YOUR INSTRUCTIONS — Among the entries below, copy every line that carries the word "reserved".

EXTRACTED RECORDS —
# # # # # # #

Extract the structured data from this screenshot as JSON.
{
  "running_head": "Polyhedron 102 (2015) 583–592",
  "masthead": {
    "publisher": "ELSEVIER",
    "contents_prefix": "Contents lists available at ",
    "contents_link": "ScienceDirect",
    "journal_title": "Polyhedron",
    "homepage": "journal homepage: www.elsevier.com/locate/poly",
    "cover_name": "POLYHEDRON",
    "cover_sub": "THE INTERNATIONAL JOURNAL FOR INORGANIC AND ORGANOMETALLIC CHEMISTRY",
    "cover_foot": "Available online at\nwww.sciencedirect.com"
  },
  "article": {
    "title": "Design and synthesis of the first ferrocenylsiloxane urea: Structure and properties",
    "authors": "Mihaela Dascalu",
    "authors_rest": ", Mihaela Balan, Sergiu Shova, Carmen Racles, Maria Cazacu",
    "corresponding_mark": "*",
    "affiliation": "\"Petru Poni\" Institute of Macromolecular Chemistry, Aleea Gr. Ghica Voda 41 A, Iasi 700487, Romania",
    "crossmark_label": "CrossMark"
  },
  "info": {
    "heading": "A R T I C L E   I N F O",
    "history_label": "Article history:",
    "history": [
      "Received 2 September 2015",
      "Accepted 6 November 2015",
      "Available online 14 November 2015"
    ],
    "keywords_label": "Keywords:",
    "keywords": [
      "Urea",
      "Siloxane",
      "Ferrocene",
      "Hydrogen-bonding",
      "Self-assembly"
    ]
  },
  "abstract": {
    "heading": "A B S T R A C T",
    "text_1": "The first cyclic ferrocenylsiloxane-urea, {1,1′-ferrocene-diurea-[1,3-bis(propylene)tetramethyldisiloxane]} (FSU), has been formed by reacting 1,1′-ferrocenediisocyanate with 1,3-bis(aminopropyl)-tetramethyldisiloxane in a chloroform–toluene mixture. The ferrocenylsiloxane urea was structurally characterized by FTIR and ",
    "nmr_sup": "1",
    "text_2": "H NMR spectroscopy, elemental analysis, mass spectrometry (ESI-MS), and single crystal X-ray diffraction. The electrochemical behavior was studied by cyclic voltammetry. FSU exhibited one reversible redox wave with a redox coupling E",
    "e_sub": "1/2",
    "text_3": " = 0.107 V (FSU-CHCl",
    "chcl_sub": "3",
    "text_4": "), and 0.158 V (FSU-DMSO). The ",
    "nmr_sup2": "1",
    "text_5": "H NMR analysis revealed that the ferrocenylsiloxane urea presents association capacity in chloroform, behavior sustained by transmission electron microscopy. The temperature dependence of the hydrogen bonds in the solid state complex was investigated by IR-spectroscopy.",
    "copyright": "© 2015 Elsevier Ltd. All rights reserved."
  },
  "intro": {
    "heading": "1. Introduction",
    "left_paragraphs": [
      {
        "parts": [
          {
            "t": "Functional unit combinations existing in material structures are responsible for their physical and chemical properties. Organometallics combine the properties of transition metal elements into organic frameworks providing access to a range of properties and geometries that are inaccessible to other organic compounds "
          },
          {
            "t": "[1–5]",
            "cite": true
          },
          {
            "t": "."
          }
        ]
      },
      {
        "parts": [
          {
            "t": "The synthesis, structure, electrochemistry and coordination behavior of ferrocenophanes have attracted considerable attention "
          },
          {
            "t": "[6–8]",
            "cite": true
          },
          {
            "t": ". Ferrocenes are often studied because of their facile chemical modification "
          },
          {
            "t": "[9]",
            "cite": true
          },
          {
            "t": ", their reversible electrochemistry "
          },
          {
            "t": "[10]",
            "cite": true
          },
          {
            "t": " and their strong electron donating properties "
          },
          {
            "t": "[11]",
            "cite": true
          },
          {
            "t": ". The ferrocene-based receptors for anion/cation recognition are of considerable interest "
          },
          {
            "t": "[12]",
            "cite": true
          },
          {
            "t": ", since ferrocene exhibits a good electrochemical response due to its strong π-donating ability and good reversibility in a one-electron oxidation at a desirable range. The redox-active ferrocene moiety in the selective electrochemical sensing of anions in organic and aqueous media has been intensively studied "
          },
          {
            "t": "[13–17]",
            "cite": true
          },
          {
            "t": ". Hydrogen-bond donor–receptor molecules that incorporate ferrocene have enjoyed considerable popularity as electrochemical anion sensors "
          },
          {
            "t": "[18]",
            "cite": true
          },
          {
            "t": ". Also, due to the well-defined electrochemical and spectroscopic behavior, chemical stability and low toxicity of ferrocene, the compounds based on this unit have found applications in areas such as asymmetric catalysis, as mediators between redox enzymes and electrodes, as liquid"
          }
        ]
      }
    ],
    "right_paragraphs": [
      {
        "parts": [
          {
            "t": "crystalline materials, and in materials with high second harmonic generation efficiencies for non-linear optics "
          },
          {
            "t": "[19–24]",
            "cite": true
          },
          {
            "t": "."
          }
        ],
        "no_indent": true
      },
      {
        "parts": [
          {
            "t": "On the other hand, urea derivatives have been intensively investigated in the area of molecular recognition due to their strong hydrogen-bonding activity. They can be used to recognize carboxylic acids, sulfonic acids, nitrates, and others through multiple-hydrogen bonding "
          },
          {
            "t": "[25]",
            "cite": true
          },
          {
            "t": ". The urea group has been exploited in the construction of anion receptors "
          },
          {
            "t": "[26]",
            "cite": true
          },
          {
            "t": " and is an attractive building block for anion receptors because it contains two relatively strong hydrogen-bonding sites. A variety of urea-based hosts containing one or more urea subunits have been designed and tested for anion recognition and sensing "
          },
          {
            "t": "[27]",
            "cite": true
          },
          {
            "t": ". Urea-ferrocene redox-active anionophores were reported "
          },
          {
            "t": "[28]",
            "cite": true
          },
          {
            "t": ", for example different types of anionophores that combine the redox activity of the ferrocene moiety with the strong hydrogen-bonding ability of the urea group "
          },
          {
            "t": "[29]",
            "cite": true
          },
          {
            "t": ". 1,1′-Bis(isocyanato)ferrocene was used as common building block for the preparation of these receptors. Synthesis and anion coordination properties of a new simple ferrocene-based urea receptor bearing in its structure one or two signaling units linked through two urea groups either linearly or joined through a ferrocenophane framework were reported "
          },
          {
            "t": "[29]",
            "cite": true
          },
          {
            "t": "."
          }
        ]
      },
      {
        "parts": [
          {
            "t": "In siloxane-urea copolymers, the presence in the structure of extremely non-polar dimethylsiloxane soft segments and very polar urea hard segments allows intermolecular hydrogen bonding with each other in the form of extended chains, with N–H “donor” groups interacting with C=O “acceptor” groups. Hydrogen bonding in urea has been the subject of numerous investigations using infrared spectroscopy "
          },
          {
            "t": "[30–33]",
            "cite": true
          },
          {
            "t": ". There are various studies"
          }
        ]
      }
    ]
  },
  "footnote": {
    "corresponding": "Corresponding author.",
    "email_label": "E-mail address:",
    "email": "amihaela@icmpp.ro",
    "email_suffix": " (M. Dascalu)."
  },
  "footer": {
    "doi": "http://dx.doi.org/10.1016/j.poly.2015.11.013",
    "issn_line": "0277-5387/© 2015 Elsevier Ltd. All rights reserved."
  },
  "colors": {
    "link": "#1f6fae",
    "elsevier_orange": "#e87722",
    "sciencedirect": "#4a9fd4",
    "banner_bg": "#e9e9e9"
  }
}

# # # # # # #

SOLUTION FOR THIS TASK —
    "copyright": "© 2015 Elsevier Ltd. All rights reserved."
    "issn_line": "0277-5387/© 2015 Elsevier Ltd. All rights reserved."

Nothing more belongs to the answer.